>> Start Exercise inputs
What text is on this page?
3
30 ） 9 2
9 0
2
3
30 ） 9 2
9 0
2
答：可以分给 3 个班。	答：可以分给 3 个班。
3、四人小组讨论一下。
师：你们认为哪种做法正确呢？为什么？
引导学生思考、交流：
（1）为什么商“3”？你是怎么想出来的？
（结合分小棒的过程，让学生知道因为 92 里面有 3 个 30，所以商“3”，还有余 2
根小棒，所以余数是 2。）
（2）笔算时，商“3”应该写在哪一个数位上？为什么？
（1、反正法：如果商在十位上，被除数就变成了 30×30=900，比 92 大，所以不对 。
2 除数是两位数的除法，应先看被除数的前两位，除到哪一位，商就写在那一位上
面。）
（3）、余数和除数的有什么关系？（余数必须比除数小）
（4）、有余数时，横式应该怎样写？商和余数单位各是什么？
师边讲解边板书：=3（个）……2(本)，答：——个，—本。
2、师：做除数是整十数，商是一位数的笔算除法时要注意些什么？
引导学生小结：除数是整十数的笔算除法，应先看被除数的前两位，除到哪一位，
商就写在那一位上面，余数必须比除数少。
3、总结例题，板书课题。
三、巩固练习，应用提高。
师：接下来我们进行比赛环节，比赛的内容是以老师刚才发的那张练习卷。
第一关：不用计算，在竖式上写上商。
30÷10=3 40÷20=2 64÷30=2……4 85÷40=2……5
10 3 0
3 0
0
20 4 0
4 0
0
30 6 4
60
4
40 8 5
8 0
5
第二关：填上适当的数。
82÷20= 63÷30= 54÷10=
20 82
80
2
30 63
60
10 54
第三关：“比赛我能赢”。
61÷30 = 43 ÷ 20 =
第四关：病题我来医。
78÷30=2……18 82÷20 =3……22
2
>> End Exercise inputs
## Exercise task
Say how many lines above hold the word "除到哪一位", giving only the count.

## Final answer
2